GOAL OF THE EXERCISE -> Exact reproduction of the data is required, with images excluded.

EXTRACTED INFORMATION ->
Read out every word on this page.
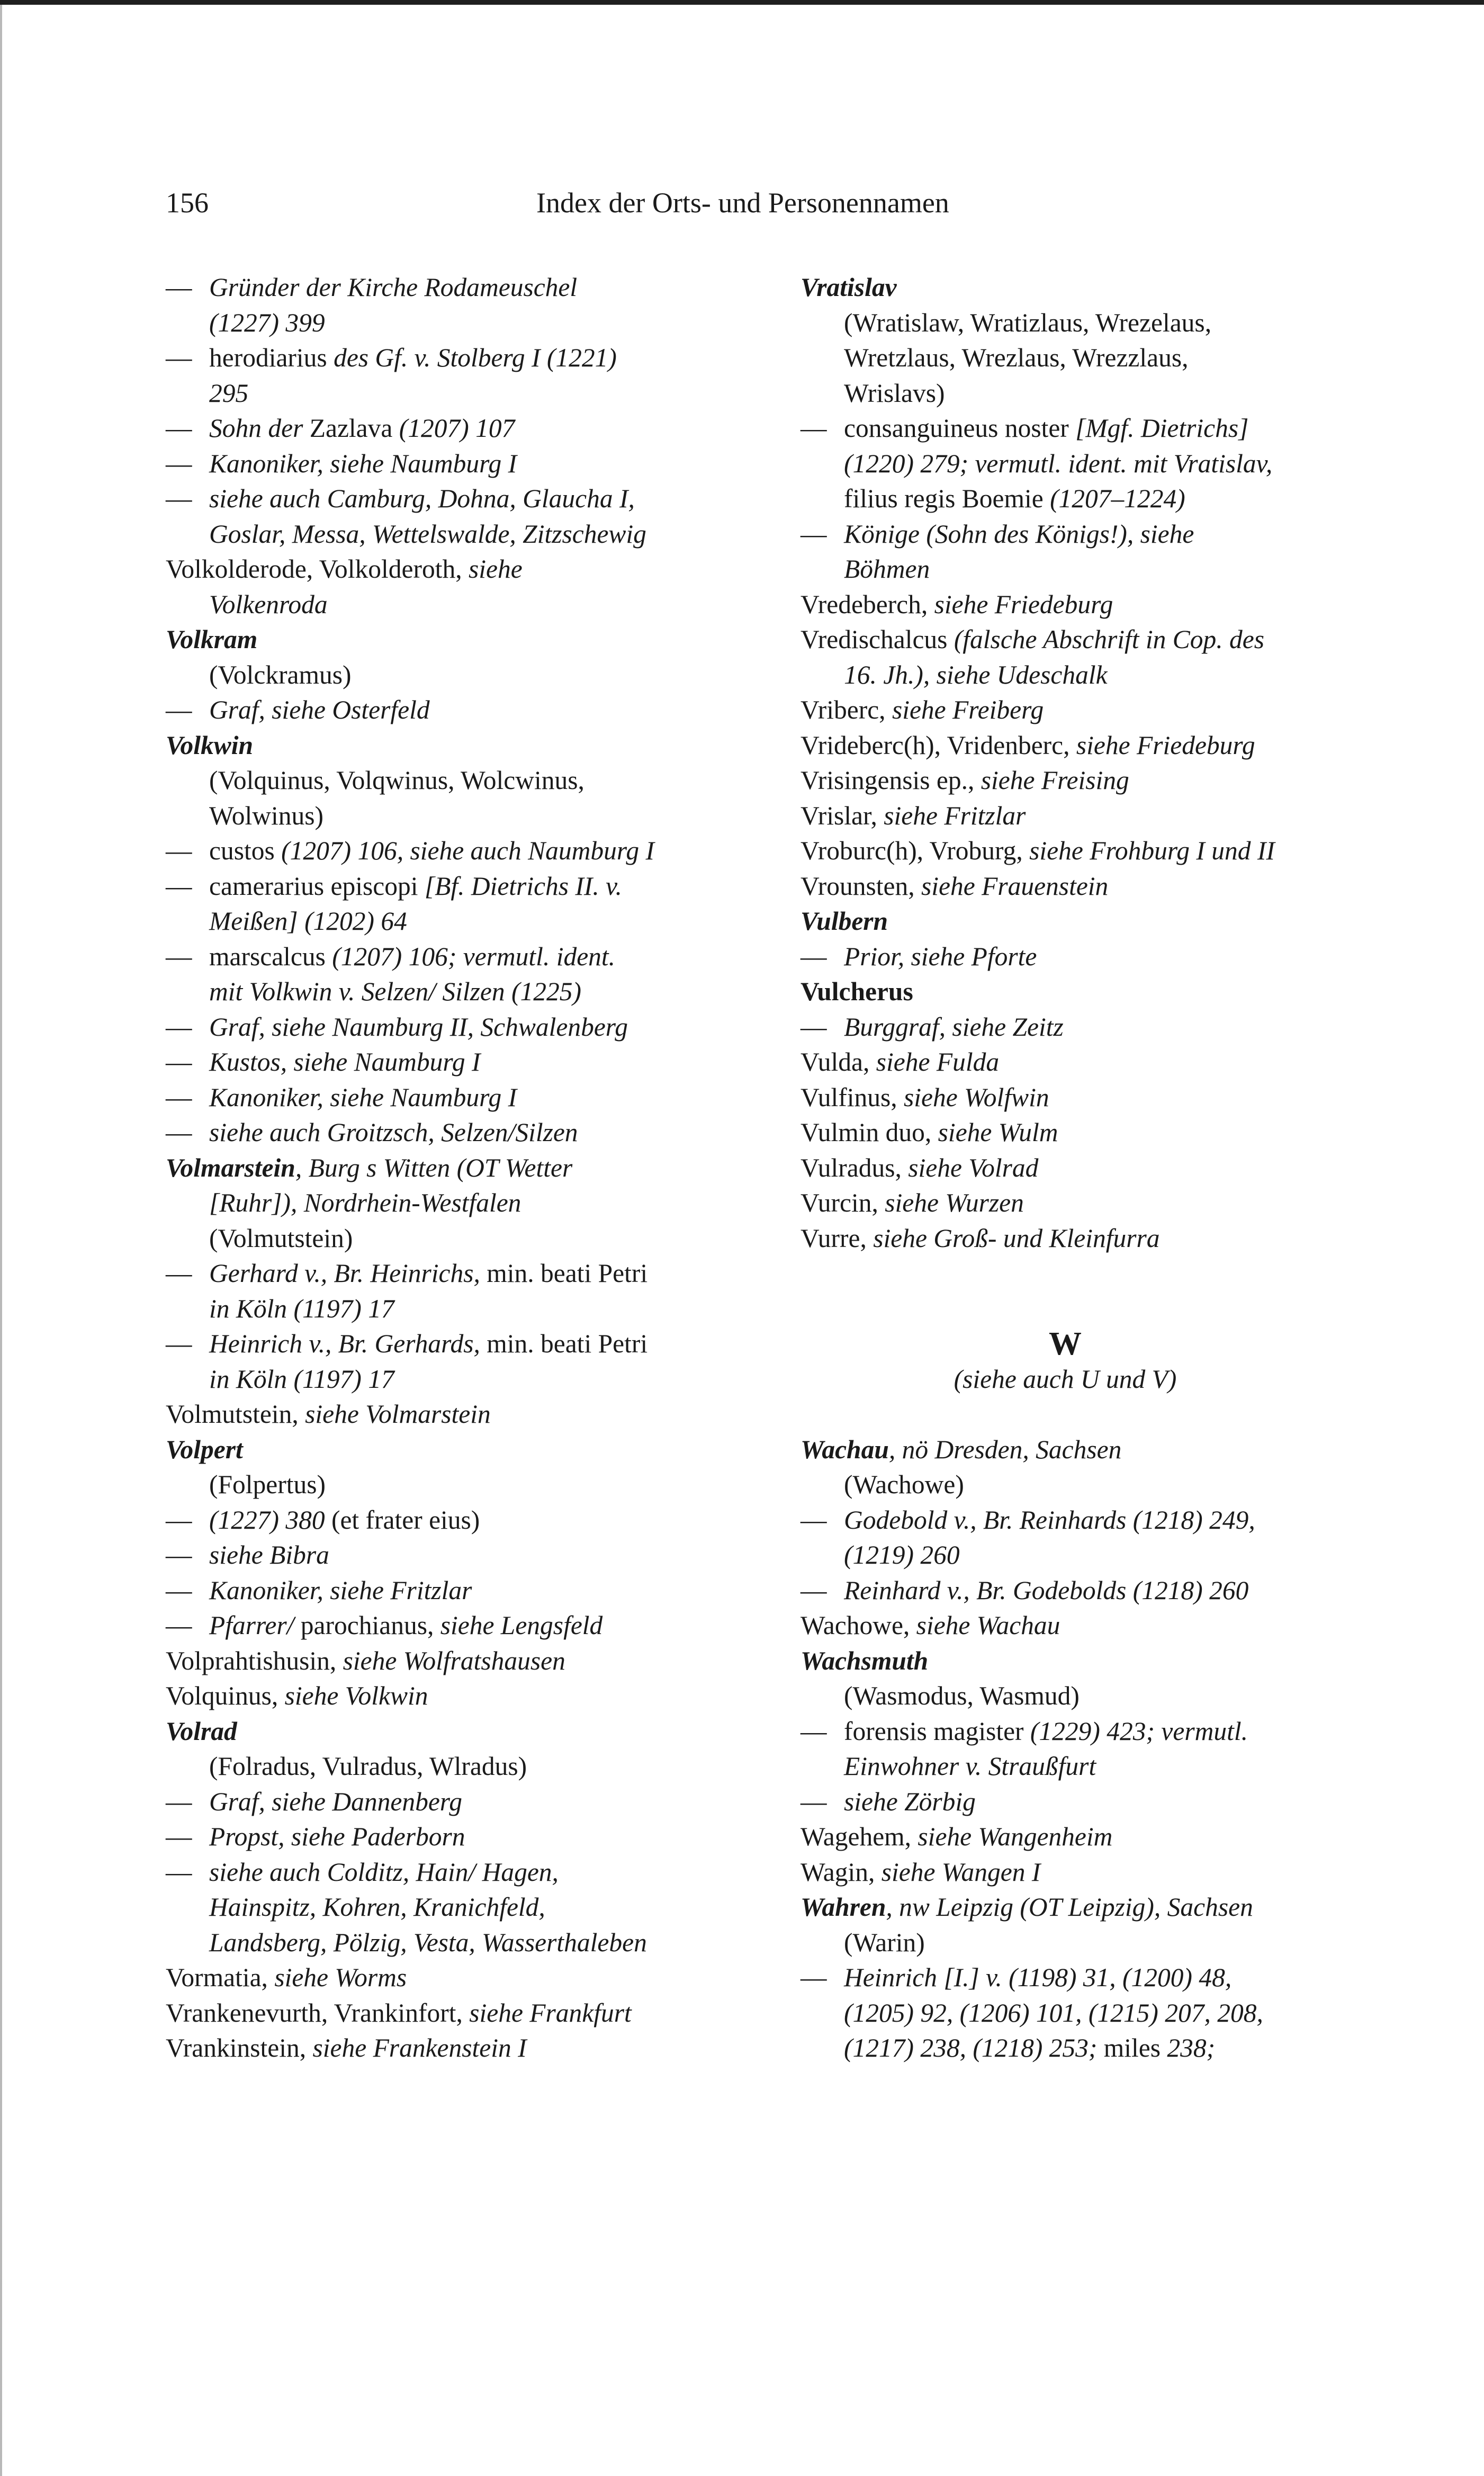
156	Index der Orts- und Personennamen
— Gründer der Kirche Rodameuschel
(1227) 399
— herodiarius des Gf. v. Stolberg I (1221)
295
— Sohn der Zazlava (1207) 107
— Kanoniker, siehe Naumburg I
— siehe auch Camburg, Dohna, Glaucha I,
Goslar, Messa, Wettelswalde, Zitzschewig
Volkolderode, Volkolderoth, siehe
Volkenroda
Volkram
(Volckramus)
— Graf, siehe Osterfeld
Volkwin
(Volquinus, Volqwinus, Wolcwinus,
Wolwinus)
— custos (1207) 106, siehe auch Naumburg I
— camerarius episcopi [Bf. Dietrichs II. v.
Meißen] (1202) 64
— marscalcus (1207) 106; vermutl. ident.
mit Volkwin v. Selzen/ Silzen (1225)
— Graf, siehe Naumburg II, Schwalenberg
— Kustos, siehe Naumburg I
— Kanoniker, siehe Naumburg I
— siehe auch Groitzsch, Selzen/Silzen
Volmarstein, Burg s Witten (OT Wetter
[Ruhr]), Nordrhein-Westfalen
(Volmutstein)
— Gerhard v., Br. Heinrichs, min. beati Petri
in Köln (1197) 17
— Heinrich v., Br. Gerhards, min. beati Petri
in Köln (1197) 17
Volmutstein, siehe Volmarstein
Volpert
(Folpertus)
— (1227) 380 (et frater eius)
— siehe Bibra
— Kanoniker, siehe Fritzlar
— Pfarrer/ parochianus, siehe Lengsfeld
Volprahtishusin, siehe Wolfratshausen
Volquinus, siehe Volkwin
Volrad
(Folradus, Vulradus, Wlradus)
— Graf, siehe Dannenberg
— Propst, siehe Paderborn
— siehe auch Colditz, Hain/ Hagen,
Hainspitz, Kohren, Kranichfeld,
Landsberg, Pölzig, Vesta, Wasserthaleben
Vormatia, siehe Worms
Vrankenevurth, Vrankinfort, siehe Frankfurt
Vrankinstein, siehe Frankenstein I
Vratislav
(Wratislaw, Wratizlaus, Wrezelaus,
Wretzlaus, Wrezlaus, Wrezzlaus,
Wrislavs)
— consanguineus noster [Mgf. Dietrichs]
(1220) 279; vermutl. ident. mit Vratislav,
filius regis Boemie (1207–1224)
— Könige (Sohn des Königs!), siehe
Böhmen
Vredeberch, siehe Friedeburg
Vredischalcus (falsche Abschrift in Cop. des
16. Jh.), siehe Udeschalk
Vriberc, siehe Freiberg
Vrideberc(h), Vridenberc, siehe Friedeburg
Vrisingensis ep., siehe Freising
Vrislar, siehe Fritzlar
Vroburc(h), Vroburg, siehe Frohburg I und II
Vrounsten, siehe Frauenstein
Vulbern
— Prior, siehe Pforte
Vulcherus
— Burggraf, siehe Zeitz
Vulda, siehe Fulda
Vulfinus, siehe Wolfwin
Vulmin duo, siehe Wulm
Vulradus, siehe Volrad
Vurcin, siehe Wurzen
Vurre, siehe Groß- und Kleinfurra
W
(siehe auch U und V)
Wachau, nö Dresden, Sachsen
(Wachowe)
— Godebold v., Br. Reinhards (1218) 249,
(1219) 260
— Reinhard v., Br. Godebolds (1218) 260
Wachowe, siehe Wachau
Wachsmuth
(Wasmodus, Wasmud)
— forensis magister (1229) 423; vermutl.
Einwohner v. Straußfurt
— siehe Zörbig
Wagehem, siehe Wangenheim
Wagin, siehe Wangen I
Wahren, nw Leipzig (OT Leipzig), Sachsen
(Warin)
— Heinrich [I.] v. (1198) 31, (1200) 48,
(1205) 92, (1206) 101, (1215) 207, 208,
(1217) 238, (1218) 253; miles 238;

WRITTEN ANSWER ->
Read out every word on this page.
156	Index der Orts- und Personennamen
— Gründer der Kirche Rodameuschel
(1227) 399
— herodiarius des Gf. v. Stolberg I (1221)
295
— Sohn der Zazlava (1207) 107
— Kanoniker, siehe Naumburg I
— siehe auch Camburg, Dohna, Glaucha I,
Goslar, Messa, Wettelswalde, Zitzschewig
Volkolderode, Volkolderoth, siehe
Volkenroda
Volkram
(Volckramus)
— Graf, siehe Osterfeld
Volkwin
(Volquinus, Volqwinus, Wolcwinus,
Wolwinus)
— custos (1207) 106, siehe auch Naumburg I
— camerarius episcopi [Bf. Dietrichs II. v.
Meißen] (1202) 64
— marscalcus (1207) 106; vermutl. ident.
mit Volkwin v. Selzen/ Silzen (1225)
— Graf, siehe Naumburg II, Schwalenberg
— Kustos, siehe Naumburg I
— Kanoniker, siehe Naumburg I
— siehe auch Groitzsch, Selzen/Silzen
Volmarstein, Burg s Witten (OT Wetter
[Ruhr]), Nordrhein-Westfalen
(Volmutstein)
— Gerhard v., Br. Heinrichs, min. beati Petri
in Köln (1197) 17
— Heinrich v., Br. Gerhards, min. beati Petri
in Köln (1197) 17
Volmutstein, siehe Volmarstein
Volpert
(Folpertus)
— (1227) 380 (et frater eius)
— siehe Bibra
— Kanoniker, siehe Fritzlar
— Pfarrer/ parochianus, siehe Lengsfeld
Volprahtishusin, siehe Wolfratshausen
Volquinus, siehe Volkwin
Volrad
(Folradus, Vulradus, Wlradus)
— Graf, siehe Dannenberg
— Propst, siehe Paderborn
— siehe auch Colditz, Hain/ Hagen,
Hainspitz, Kohren, Kranichfeld,
Landsberg, Pölzig, Vesta, Wasserthaleben
Vormatia, siehe Worms
Vrankenevurth, Vrankinfort, siehe Frankfurt
Vrankinstein, siehe Frankenstein I
Vratislav
(Wratislaw, Wratizlaus, Wrezelaus,
Wretzlaus, Wrezlaus, Wrezzlaus,
Wrislavs)
— consanguineus noster [Mgf. Dietrichs]
(1220) 279; vermutl. ident. mit Vratislav,
filius regis Boemie (1207–1224)
— Könige (Sohn des Königs!), siehe
Böhmen
Vredeberch, siehe Friedeburg
Vredischalcus (falsche Abschrift in Cop. des
16. Jh.), siehe Udeschalk
Vriberc, siehe Freiberg
Vrideberc(h), Vridenberc, siehe Friedeburg
Vrisingensis ep., siehe Freising
Vrislar, siehe Fritzlar
Vroburc(h), Vroburg, siehe Frohburg I und II
Vrounsten, siehe Frauenstein
Vulbern
— Prior, siehe Pforte
Vulcherus
— Burggraf, siehe Zeitz
Vulda, siehe Fulda
Vulfinus, siehe Wolfwin
Vulmin duo, siehe Wulm
Vulradus, siehe Volrad
Vurcin, siehe Wurzen
Vurre, siehe Groß- und Kleinfurra
W
(siehe auch U und V)
Wachau, nö Dresden, Sachsen
(Wachowe)
— Godebold v., Br. Reinhards (1218) 249,
(1219) 260
— Reinhard v., Br. Godebolds (1218) 260
Wachowe, siehe Wachau
Wachsmuth
(Wasmodus, Wasmud)
— forensis magister (1229) 423; vermutl.
Einwohner v. Straußfurt
— siehe Zörbig
Wagehem, siehe Wangenheim
Wagin, siehe Wangen I
Wahren, nw Leipzig (OT Leipzig), Sachsen
(Warin)
— Heinrich [I.] v. (1198) 31, (1200) 48,
(1205) 92, (1206) 101, (1215) 207, 208,
(1217) 238, (1218) 253; miles 238;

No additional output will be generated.